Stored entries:
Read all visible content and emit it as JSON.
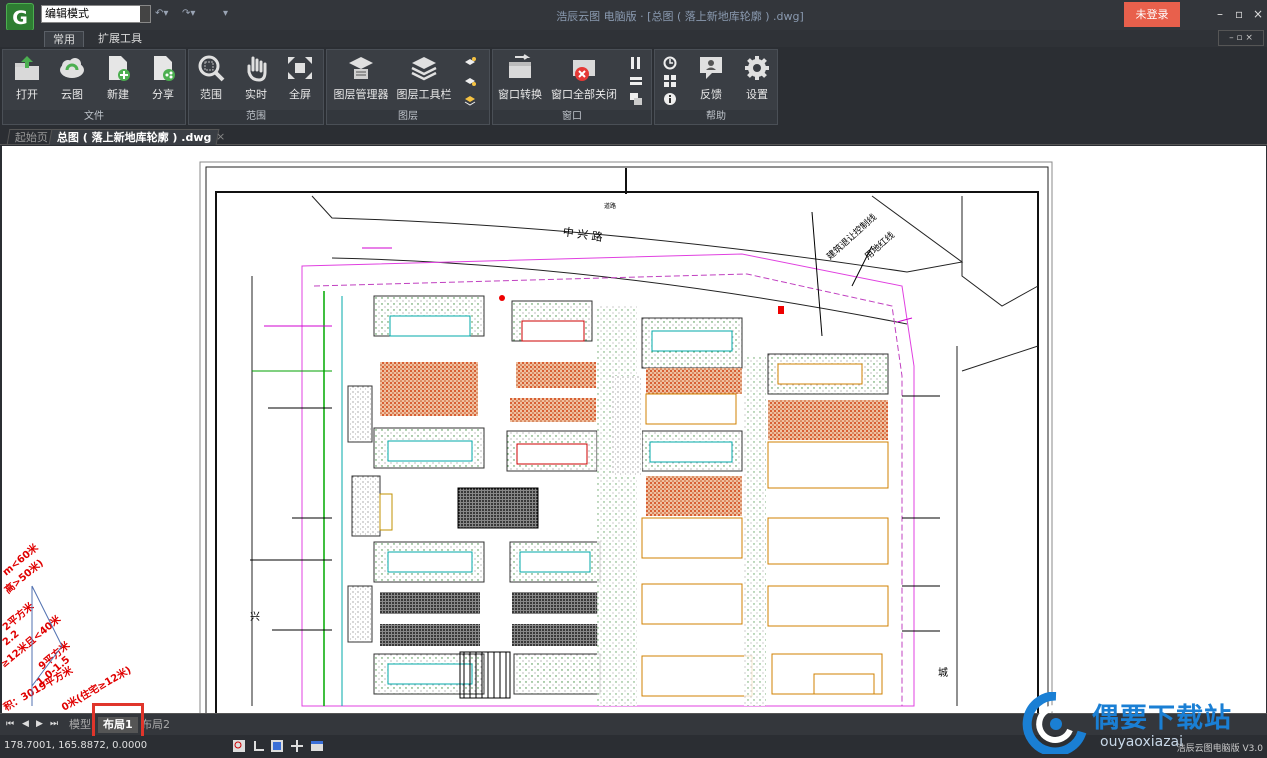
{
  "titlebar": {
    "mode": "编辑模式",
    "title": "浩辰云图 电脑版 · [总图 ( 落上新地库轮廓 ) .dwg]",
    "login_label": "未登录",
    "minimize": "–",
    "restore": "▫",
    "close": "×"
  },
  "ribbon_tabs": [
    "常用",
    "扩展工具"
  ],
  "groups": {
    "file": {
      "label": "文件",
      "buttons": [
        "打开",
        "云图",
        "新建",
        "分享"
      ]
    },
    "browse": {
      "label": "范围",
      "buttons": [
        "范围",
        "实时",
        "全屏"
      ],
      "group_label": "范围"
    },
    "layer": {
      "label": "图层",
      "buttons": [
        "图层管理器",
        "图层工具栏"
      ]
    },
    "window": {
      "label": "窗口",
      "buttons": [
        "窗口转换",
        "窗口全部关闭"
      ]
    },
    "help": {
      "label": "帮助",
      "buttons": [
        "反馈",
        "设置"
      ]
    }
  },
  "doc_tabs": [
    "起始页",
    "总图 ( 落上新地库轮廓 ) .dwg"
  ],
  "layout_tabs": [
    "模型",
    "布局1",
    "布局2"
  ],
  "status": {
    "coords": "178.7001, 165.8872, 0.0000",
    "right": "浩辰云图电脑版 V3.0"
  },
  "drawing_text": {
    "road_top": "中 兴 路",
    "road_left": "兴",
    "top_small": "道路",
    "diag1": "建筑退让控制线",
    "diag2": "用地红线",
    "right_edge": "城",
    "legend_lines": [
      "m<60米",
      "高>50米)",
      "2平方米",
      "2.2",
      "≥12米且<40米",
      "9平方米",
      "1.0-1.5",
      "积：3019平方米",
      "0米(住宅≥12米)"
    ]
  },
  "watermark": {
    "cn": "偶要下载站",
    "en": "ouyaoxiazai"
  }
}
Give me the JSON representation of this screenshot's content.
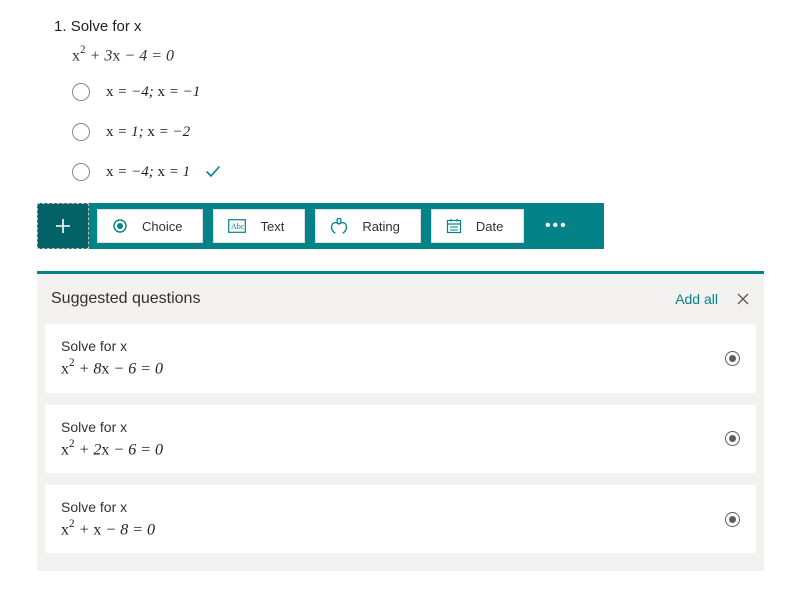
{
  "question": {
    "number": "1.",
    "title": "Solve for x",
    "equation_html": "<span class=\"eq-norm\">x</span><sup>2</sup> + 3<span class=\"eq-norm\">x</span> − 4 = 0",
    "options": [
      {
        "html": "<span class=\"eq-norm\">x</span> = −4; <span class=\"eq-norm\">x</span> = −1",
        "correct": false
      },
      {
        "html": "<span class=\"eq-norm\">x</span> = 1; <span class=\"eq-norm\">x</span> = −2",
        "correct": false
      },
      {
        "html": "<span class=\"eq-norm\">x</span> = −4; <span class=\"eq-norm\">x</span> = 1",
        "correct": true
      }
    ]
  },
  "toolbar": {
    "choice": "Choice",
    "text": "Text",
    "rating": "Rating",
    "date": "Date"
  },
  "suggested": {
    "title": "Suggested questions",
    "add_all": "Add all",
    "items": [
      {
        "title": "Solve for x",
        "equation_html": "<span class=\"eq-norm\">x</span><sup>2</sup> + 8<span class=\"eq-norm\">x</span> − 6 = 0"
      },
      {
        "title": "Solve for x",
        "equation_html": "<span class=\"eq-norm\">x</span><sup>2</sup> + 2<span class=\"eq-norm\">x</span> − 6 = 0"
      },
      {
        "title": "Solve for x",
        "equation_html": "<span class=\"eq-norm\">x</span><sup>2</sup> + <span class=\"eq-norm\">x</span> − 8 = 0"
      }
    ]
  }
}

• SHORT PROBLEM: Give back the whole listing as it stands, minus its pictures.

• TASK RESPONSE:
Read all visible content and emit it as JSON.
{
  "titlebar": {
    "mode": "编辑模式",
    "title": "浩辰云图 电脑版 · [总图 ( 落上新地库轮廓 ) .dwg]",
    "login_label": "未登录",
    "minimize": "–",
    "restore": "▫",
    "close": "×"
  },
  "ribbon_tabs": [
    "常用",
    "扩展工具"
  ],
  "groups": {
    "file": {
      "label": "文件",
      "buttons": [
        "打开",
        "云图",
        "新建",
        "分享"
      ]
    },
    "browse": {
      "label": "范围",
      "buttons": [
        "范围",
        "实时",
        "全屏"
      ],
      "group_label": "范围"
    },
    "layer": {
      "label": "图层",
      "buttons": [
        "图层管理器",
        "图层工具栏"
      ]
    },
    "window": {
      "label": "窗口",
      "buttons": [
        "窗口转换",
        "窗口全部关闭"
      ]
    },
    "help": {
      "label": "帮助",
      "buttons": [
        "反馈",
        "设置"
      ]
    }
  },
  "doc_tabs": [
    "起始页",
    "总图 ( 落上新地库轮廓 ) .dwg"
  ],
  "layout_tabs": [
    "模型",
    "布局1",
    "布局2"
  ],
  "status": {
    "coords": "178.7001, 165.8872, 0.0000",
    "right": "浩辰云图电脑版 V3.0"
  },
  "drawing_text": {
    "road_top": "中 兴 路",
    "road_left": "兴",
    "top_small": "道路",
    "diag1": "建筑退让控制线",
    "diag2": "用地红线",
    "right_edge": "城",
    "legend_lines": [
      "m<60米",
      "高>50米)",
      "2平方米",
      "2.2",
      "≥12米且<40米",
      "9平方米",
      "1.0-1.5",
      "积：3019平方米",
      "0米(住宅≥12米)"
    ]
  },
  "watermark": {
    "cn": "偶要下载站",
    "en": "ouyaoxiazai"
  }
}
Give me the JSON representation of this screenshot's content.
{
  "question": {
    "number": "1.",
    "title": "Solve for x",
    "equation_html": "<span class=\"eq-norm\">x</span><sup>2</sup> + 3<span class=\"eq-norm\">x</span> − 4 = 0",
    "options": [
      {
        "html": "<span class=\"eq-norm\">x</span> = −4; <span class=\"eq-norm\">x</span> = −1",
        "correct": false
      },
      {
        "html": "<span class=\"eq-norm\">x</span> = 1; <span class=\"eq-norm\">x</span> = −2",
        "correct": false
      },
      {
        "html": "<span class=\"eq-norm\">x</span> = −4; <span class=\"eq-norm\">x</span> = 1",
        "correct": true
      }
    ]
  },
  "toolbar": {
    "choice": "Choice",
    "text": "Text",
    "rating": "Rating",
    "date": "Date"
  },
  "suggested": {
    "title": "Suggested questions",
    "add_all": "Add all",
    "items": [
      {
        "title": "Solve for x",
        "equation_html": "<span class=\"eq-norm\">x</span><sup>2</sup> + 8<span class=\"eq-norm\">x</span> − 6 = 0"
      },
      {
        "title": "Solve for x",
        "equation_html": "<span class=\"eq-norm\">x</span><sup>2</sup> + 2<span class=\"eq-norm\">x</span> − 6 = 0"
      },
      {
        "title": "Solve for x",
        "equation_html": "<span class=\"eq-norm\">x</span><sup>2</sup> + <span class=\"eq-norm\">x</span> − 8 = 0"
      }
    ]
  }
}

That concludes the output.